[Raw records]
— Begin —

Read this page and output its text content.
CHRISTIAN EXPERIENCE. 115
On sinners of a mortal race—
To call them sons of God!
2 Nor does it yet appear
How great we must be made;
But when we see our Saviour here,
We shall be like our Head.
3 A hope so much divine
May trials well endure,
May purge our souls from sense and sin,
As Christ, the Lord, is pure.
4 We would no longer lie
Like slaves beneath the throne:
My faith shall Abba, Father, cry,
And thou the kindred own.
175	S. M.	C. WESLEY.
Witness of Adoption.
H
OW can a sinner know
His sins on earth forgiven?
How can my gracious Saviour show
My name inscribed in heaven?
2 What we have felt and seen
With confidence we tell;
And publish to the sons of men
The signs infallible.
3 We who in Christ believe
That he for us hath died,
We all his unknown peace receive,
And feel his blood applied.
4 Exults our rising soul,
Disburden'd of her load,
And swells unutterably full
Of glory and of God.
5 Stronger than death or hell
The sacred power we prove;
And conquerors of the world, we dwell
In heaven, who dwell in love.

— End —

DIRECTIONS FOR THIS TASK: List every line in the records above that contains the word "heaven".

FINAL ANSWER:
My name inscribed in heaven?
In heaven, who dwell in love.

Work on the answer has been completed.